▶ _THE REQUEST_: Your task is to extract every line from the material below exactly.

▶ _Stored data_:
++++++

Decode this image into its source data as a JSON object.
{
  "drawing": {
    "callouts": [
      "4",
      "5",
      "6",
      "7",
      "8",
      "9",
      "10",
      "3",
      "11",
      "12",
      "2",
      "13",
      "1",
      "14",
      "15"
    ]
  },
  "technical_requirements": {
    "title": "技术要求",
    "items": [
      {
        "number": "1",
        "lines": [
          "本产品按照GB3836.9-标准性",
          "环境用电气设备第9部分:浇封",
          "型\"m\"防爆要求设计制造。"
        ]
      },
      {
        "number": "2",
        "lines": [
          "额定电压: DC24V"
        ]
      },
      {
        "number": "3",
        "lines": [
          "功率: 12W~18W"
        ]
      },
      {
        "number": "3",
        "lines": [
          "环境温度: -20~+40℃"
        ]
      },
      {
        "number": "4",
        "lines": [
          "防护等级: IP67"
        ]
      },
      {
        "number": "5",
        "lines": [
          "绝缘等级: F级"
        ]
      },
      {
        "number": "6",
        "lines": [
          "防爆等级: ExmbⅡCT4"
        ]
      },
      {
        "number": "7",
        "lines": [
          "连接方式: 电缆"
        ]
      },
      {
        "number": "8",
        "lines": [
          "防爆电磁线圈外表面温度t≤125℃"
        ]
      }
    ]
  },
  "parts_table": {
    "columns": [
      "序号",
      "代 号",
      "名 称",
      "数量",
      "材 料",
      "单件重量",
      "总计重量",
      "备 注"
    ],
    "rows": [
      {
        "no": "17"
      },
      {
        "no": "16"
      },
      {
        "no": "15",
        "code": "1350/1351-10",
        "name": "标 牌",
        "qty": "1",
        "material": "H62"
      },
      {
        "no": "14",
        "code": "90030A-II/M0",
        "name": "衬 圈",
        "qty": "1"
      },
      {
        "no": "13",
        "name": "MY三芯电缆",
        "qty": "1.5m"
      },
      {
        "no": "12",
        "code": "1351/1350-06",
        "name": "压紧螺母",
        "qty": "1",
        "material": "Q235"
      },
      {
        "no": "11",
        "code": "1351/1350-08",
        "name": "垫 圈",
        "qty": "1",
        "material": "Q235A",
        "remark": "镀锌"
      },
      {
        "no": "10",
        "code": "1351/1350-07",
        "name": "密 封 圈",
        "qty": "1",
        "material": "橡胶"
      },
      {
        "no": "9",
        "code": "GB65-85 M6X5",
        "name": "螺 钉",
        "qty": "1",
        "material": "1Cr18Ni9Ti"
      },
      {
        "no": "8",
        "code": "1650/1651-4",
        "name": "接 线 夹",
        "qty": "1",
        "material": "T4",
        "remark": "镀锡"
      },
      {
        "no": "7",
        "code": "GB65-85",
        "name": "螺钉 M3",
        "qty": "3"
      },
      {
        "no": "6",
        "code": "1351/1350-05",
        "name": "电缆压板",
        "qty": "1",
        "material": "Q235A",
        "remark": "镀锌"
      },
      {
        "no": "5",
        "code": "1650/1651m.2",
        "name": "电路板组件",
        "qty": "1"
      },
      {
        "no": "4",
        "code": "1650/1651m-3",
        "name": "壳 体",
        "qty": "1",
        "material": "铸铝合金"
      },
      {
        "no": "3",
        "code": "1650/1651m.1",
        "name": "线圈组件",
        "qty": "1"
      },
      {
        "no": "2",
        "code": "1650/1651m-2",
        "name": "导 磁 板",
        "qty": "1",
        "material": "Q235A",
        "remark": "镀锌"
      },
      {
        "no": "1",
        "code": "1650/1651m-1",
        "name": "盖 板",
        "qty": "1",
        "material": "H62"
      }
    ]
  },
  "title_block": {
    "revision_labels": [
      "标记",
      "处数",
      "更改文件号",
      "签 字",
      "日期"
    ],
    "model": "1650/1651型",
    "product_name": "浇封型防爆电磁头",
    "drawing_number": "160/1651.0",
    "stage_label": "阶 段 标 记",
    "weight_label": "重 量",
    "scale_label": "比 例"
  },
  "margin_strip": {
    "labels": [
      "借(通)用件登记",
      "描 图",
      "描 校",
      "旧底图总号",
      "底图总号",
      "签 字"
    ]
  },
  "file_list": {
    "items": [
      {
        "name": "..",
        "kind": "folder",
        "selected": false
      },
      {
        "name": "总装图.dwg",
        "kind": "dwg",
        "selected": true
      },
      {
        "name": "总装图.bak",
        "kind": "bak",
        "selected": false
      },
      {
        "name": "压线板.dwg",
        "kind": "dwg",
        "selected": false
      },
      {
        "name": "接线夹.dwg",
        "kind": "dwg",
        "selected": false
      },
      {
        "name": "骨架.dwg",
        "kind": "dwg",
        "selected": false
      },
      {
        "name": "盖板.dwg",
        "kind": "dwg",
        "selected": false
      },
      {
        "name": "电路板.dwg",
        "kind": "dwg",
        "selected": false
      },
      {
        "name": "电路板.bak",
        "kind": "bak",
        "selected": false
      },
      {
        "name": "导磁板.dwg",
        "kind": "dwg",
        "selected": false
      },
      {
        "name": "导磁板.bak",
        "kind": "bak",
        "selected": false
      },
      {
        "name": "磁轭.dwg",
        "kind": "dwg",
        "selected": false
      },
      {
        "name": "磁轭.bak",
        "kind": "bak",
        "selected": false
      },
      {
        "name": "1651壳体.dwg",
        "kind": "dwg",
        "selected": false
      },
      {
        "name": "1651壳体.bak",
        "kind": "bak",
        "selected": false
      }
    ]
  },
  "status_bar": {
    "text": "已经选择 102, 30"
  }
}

++++++

▶ _TASK ANSWER_:
Decode this image into its source data as a JSON object.
{
  "drawing": {
    "callouts": [
      "4",
      "5",
      "6",
      "7",
      "8",
      "9",
      "10",
      "3",
      "11",
      "12",
      "2",
      "13",
      "1",
      "14",
      "15"
    ]
  },
  "technical_requirements": {
    "title": "技术要求",
    "items": [
      {
        "number": "1",
        "lines": [
          "本产品按照GB3836.9-标准性",
          "环境用电气设备第9部分:浇封",
          "型\"m\"防爆要求设计制造。"
        ]
      },
      {
        "number": "2",
        "lines": [
          "额定电压: DC24V"
        ]
      },
      {
        "number": "3",
        "lines": [
          "功率: 12W~18W"
        ]
      },
      {
        "number": "3",
        "lines": [
          "环境温度: -20~+40℃"
        ]
      },
      {
        "number": "4",
        "lines": [
          "防护等级: IP67"
        ]
      },
      {
        "number": "5",
        "lines": [
          "绝缘等级: F级"
        ]
      },
      {
        "number": "6",
        "lines": [
          "防爆等级: ExmbⅡCT4"
        ]
      },
      {
        "number": "7",
        "lines": [
          "连接方式: 电缆"
        ]
      },
      {
        "number": "8",
        "lines": [
          "防爆电磁线圈外表面温度t≤125℃"
        ]
      }
    ]
  },
  "parts_table": {
    "columns": [
      "序号",
      "代 号",
      "名 称",
      "数量",
      "材 料",
      "单件重量",
      "总计重量",
      "备 注"
    ],
    "rows": [
      {
        "no": "17"
      },
      {
        "no": "16"
      },
      {
        "no": "15",
        "code": "1350/1351-10",
        "name": "标 牌",
        "qty": "1",
        "material": "H62"
      },
      {
        "no": "14",
        "code": "90030A-II/M0",
        "name": "衬 圈",
        "qty": "1"
      },
      {
        "no": "13",
        "name": "MY三芯电缆",
        "qty": "1.5m"
      },
      {
        "no": "12",
        "code": "1351/1350-06",
        "name": "压紧螺母",
        "qty": "1",
        "material": "Q235"
      },
      {
        "no": "11",
        "code": "1351/1350-08",
        "name": "垫 圈",
        "qty": "1",
        "material": "Q235A",
        "remark": "镀锌"
      },
      {
        "no": "10",
        "code": "1351/1350-07",
        "name": "密 封 圈",
        "qty": "1",
        "material": "橡胶"
      },
      {
        "no": "9",
        "code": "GB65-85 M6X5",
        "name": "螺 钉",
        "qty": "1",
        "material": "1Cr18Ni9Ti"
      },
      {
        "no": "8",
        "code": "1650/1651-4",
        "name": "接 线 夹",
        "qty": "1",
        "material": "T4",
        "remark": "镀锡"
      },
      {
        "no": "7",
        "code": "GB65-85",
        "name": "螺钉 M3",
        "qty": "3"
      },
      {
        "no": "6",
        "code": "1351/1350-05",
        "name": "电缆压板",
        "qty": "1",
        "material": "Q235A",
        "remark": "镀锌"
      },
      {
        "no": "5",
        "code": "1650/1651m.2",
        "name": "电路板组件",
        "qty": "1"
      },
      {
        "no": "4",
        "code": "1650/1651m-3",
        "name": "壳 体",
        "qty": "1",
        "material": "铸铝合金"
      },
      {
        "no": "3",
        "code": "1650/1651m.1",
        "name": "线圈组件",
        "qty": "1"
      },
      {
        "no": "2",
        "code": "1650/1651m-2",
        "name": "导 磁 板",
        "qty": "1",
        "material": "Q235A",
        "remark": "镀锌"
      },
      {
        "no": "1",
        "code": "1650/1651m-1",
        "name": "盖 板",
        "qty": "1",
        "material": "H62"
      }
    ]
  },
  "title_block": {
    "revision_labels": [
      "标记",
      "处数",
      "更改文件号",
      "签 字",
      "日期"
    ],
    "model": "1650/1651型",
    "product_name": "浇封型防爆电磁头",
    "drawing_number": "160/1651.0",
    "stage_label": "阶 段 标 记",
    "weight_label": "重 量",
    "scale_label": "比 例"
  },
  "margin_strip": {
    "labels": [
      "借(通)用件登记",
      "描 图",
      "描 校",
      "旧底图总号",
      "底图总号",
      "签 字"
    ]
  },
  "file_list": {
    "items": [
      {
        "name": "..",
        "kind": "folder",
        "selected": false
      },
      {
        "name": "总装图.dwg",
        "kind": "dwg",
        "selected": true
      },
      {
        "name": "总装图.bak",
        "kind": "bak",
        "selected": false
      },
      {
        "name": "压线板.dwg",
        "kind": "dwg",
        "selected": false
      },
      {
        "name": "接线夹.dwg",
        "kind": "dwg",
        "selected": false
      },
      {
        "name": "骨架.dwg",
        "kind": "dwg",
        "selected": false
      },
      {
        "name": "盖板.dwg",
        "kind": "dwg",
        "selected": false
      },
      {
        "name": "电路板.dwg",
        "kind": "dwg",
        "selected": false
      },
      {
        "name": "电路板.bak",
        "kind": "bak",
        "selected": false
      },
      {
        "name": "导磁板.dwg",
        "kind": "dwg",
        "selected": false
      },
      {
        "name": "导磁板.bak",
        "kind": "bak",
        "selected": false
      },
      {
        "name": "磁轭.dwg",
        "kind": "dwg",
        "selected": false
      },
      {
        "name": "磁轭.bak",
        "kind": "bak",
        "selected": false
      },
      {
        "name": "1651壳体.dwg",
        "kind": "dwg",
        "selected": false
      },
      {
        "name": "1651壳体.bak",
        "kind": "bak",
        "selected": false
      }
    ]
  },
  "status_bar": {
    "text": "已经选择 102, 30"
  }
}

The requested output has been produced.